Locate "Read this page and output its text content." in the listing. Transcribe the line that contains it and every line that follows, through the last, omitting all pictures.

---

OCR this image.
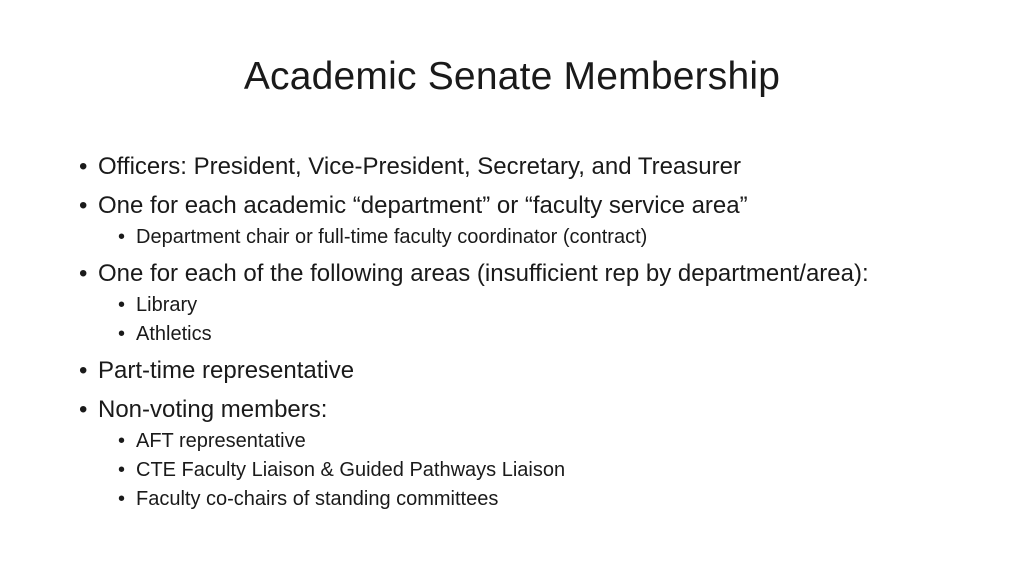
Academic Senate Membership
• Officers: President, Vice-President, Secretary, and Treasurer
• One for each academic “department” or “faculty service area”
• Department chair or full-time faculty coordinator (contract)
• One for each of the following areas (insufficient rep by department/area):
• Library
• Athletics
• Part-time representative
• Non-voting members:
• AFT representative
• CTE Faculty Liaison & Guided Pathways Liaison
• Faculty co-chairs of standing committees
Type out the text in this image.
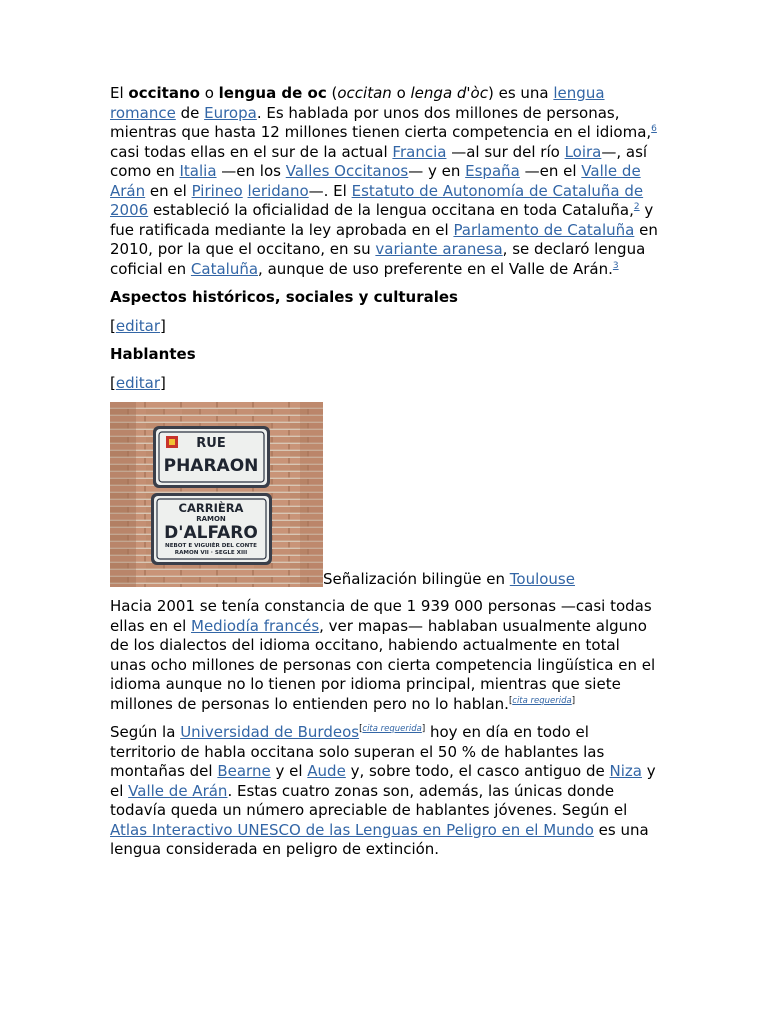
El occitano o lengua de oc (occitan o lenga d'òc) es una lengua romance de Europa. Es hablada por unos dos millones de personas, mientras que hasta 12 millones tienen cierta competencia en el idioma,$^6$ casi todas ellas en el sur de la actual Francia —al sur del río Loira—, así como en Italia —en los Valles Occitanos— y en España —en el Valle de Arán en el Pirineo leridano—. El Estatuto de Autonomía de Cataluña de 2006 estableció la oficialidad de la lengua occitana en toda Cataluña,$^2$ y fue ratificada mediante la ley aprobada en el Parlamento de Cataluña en 2010, por la que el occitano, en su variante aranesa, se declaró lengua coficial en Cataluña, aunque de uso preferente en el Valle de Arán.$^3$

Aspectos históricos, sociales y culturales
[editar]
Hablantes
[editar]
RUE
PHARAON
CARRIÈRA
RAMON
D'ALFARO
NEBOT E VIGUIÈR DEL CONTE
RAMON VII · SEGLE XIII
Señalización bilingüe en Toulouse

Hacia 2001 se tenía constancia de que 1 939 000 personas —casi todas ellas en el Mediodía francés, ver mapas— hablaban usualmente alguno de los dialectos del idioma occitano, habiendo actualmente en total unas ocho millones de personas con cierta competencia lingüística en el idioma aunque no lo tienen por idioma principal, mientras que siete millones de personas lo entienden pero no lo hablan.[cita requerida]

Según la Universidad de Burdeos[cita requerida] hoy en día en todo el territorio de habla occitana solo superan el 50 % de hablantes las montañas del Bearne y el Aude y, sobre todo, el casco antiguo de Niza y el Valle de Arán. Estas cuatro zonas son, además, las únicas donde todavía queda un número apreciable de hablantes jóvenes. Según el Atlas Interactivo UNESCO de las Lenguas en Peligro en el Mundo es una lengua considerada en peligro de extinción.
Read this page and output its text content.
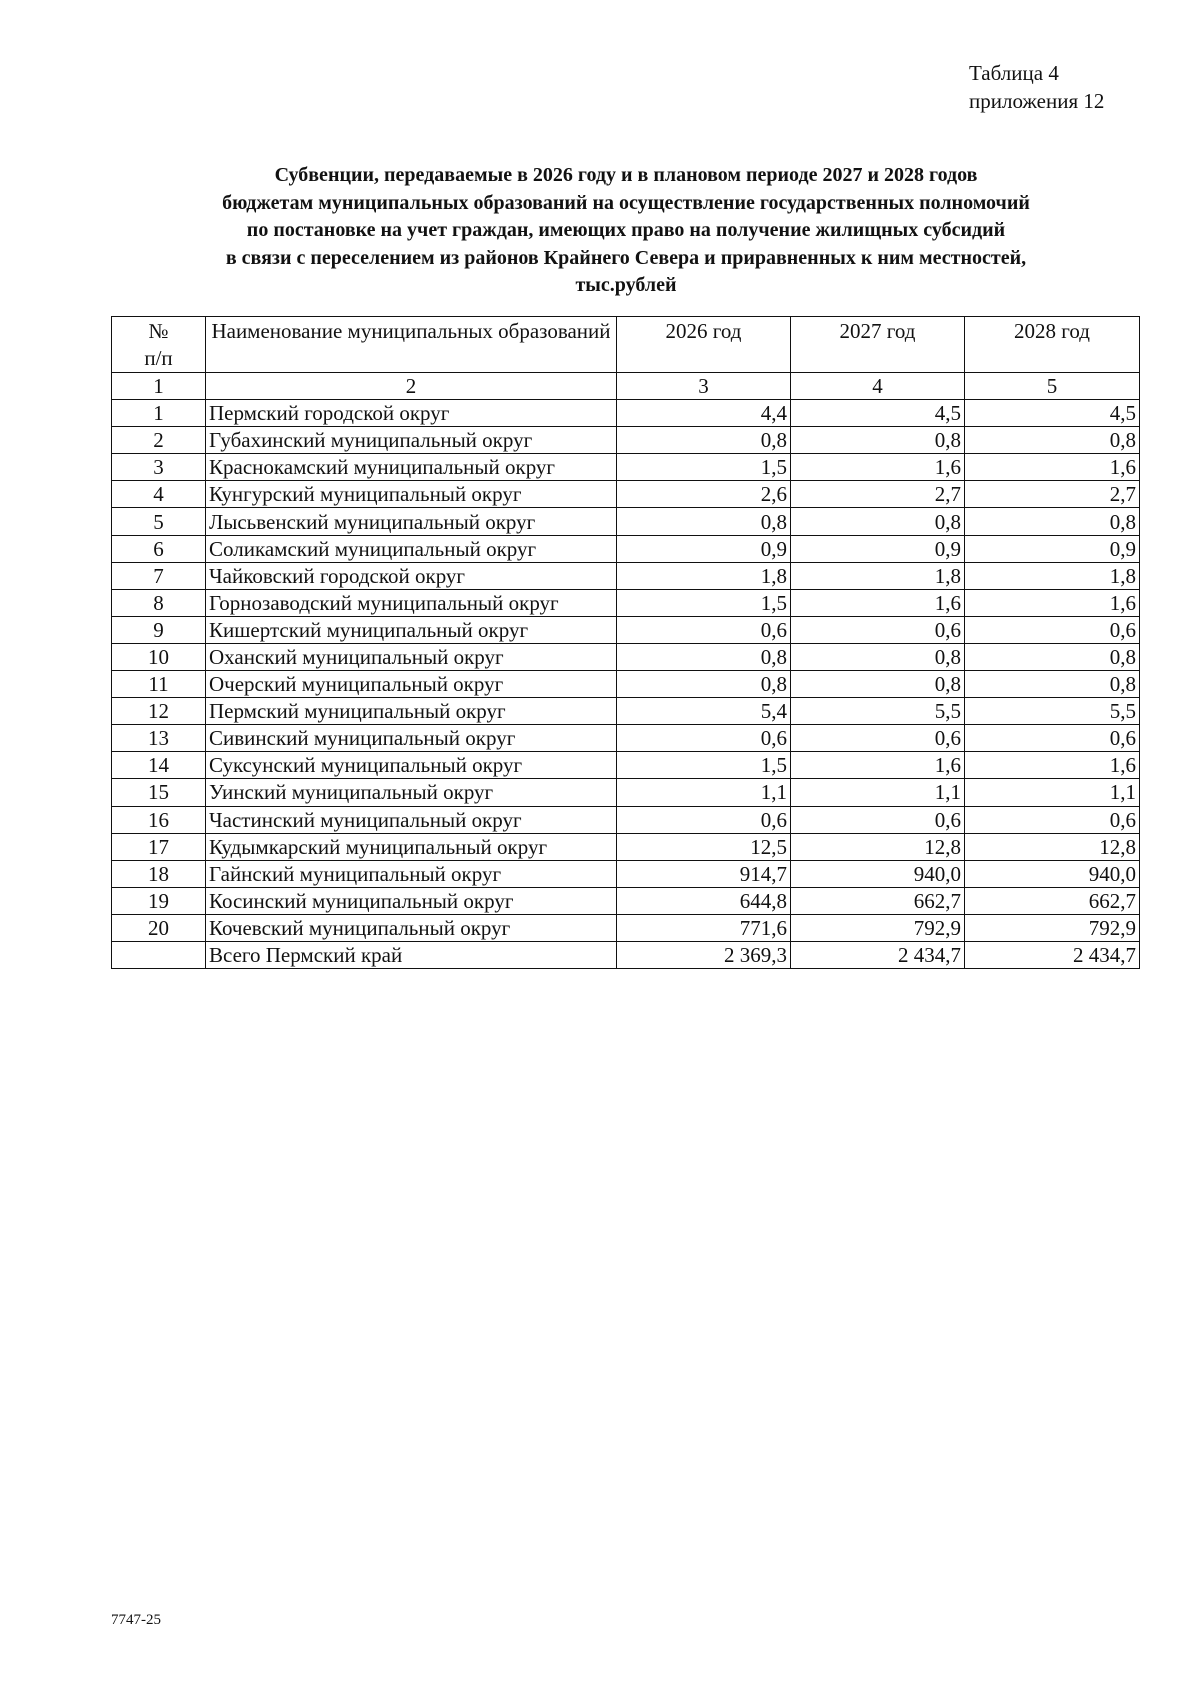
Таблица 4
приложения 12
Субвенции, передаваемые в 2026 году и в плановом периоде 2027 и 2028 годов
бюджетам муниципальных образований на осуществление государственных полномочий
по постановке на учет граждан, имеющих право на получение жилищных субсидий
в связи с переселением из районов Крайнего Севера и приравненных к ним местностей,
тыс.рублей
№
п/п	Наименование муниципальных образований	2026 год	2027 год	2028 год
1	2	3	4	5
1	Пермский городской округ	4,4	4,5	4,5
2	Губахинский муниципальный округ	0,8	0,8	0,8
3	Краснокамский муниципальный округ	1,5	1,6	1,6
4	Кунгурский муниципальный округ	2,6	2,7	2,7
5	Лысьвенский муниципальный округ	0,8	0,8	0,8
6	Соликамский муниципальный округ	0,9	0,9	0,9
7	Чайковский городской округ	1,8	1,8	1,8
8	Горнозаводский муниципальный округ	1,5	1,6	1,6
9	Кишертский муниципальный округ	0,6	0,6	0,6
10	Оханский муниципальный округ	0,8	0,8	0,8
11	Очерский муниципальный округ	0,8	0,8	0,8
12	Пермский муниципальный округ	5,4	5,5	5,5
13	Сивинский муниципальный округ	0,6	0,6	0,6
14	Суксунский муниципальный округ	1,5	1,6	1,6
15	Уинский муниципальный округ	1,1	1,1	1,1
16	Частинский муниципальный округ	0,6	0,6	0,6
17	Кудымкарский муниципальный округ	12,5	12,8	12,8
18	Гайнский муниципальный округ	914,7	940,0	940,0
19	Косинский муниципальный округ	644,8	662,7	662,7
20	Кочевский муниципальный округ	771,6	792,9	792,9
	Всего Пермский край	2 369,3	2 434,7	2 434,7
7747-25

---

FULL ANSWER »
Read this page and output its text content.
Таблица 4
приложения 12
Субвенции, передаваемые в 2026 году и в плановом периоде 2027 и 2028 годов
бюджетам муниципальных образований на осуществление государственных полномочий
по постановке на учет граждан, имеющих право на получение жилищных субсидий
в связи с переселением из районов Крайнего Севера и приравненных к ним местностей,
тыс.рублей
№
п/п	Наименование муниципальных образований	2026 год	2027 год	2028 год
1	2	3	4	5
1	Пермский городской округ	4,4	4,5	4,5
2	Губахинский муниципальный округ	0,8	0,8	0,8
3	Краснокамский муниципальный округ	1,5	1,6	1,6
4	Кунгурский муниципальный округ	2,6	2,7	2,7
5	Лысьвенский муниципальный округ	0,8	0,8	0,8
6	Соликамский муниципальный округ	0,9	0,9	0,9
7	Чайковский городской округ	1,8	1,8	1,8
8	Горнозаводский муниципальный округ	1,5	1,6	1,6
9	Кишертский муниципальный округ	0,6	0,6	0,6
10	Оханский муниципальный округ	0,8	0,8	0,8
11	Очерский муниципальный округ	0,8	0,8	0,8
12	Пермский муниципальный округ	5,4	5,5	5,5
13	Сивинский муниципальный округ	0,6	0,6	0,6
14	Суксунский муниципальный округ	1,5	1,6	1,6
15	Уинский муниципальный округ	1,1	1,1	1,1
16	Частинский муниципальный округ	0,6	0,6	0,6
17	Кудымкарский муниципальный округ	12,5	12,8	12,8
18	Гайнский муниципальный округ	914,7	940,0	940,0
19	Косинский муниципальный округ	644,8	662,7	662,7
20	Кочевский муниципальный округ	771,6	792,9	792,9
	Всего Пермский край	2 369,3	2 434,7	2 434,7
7747-25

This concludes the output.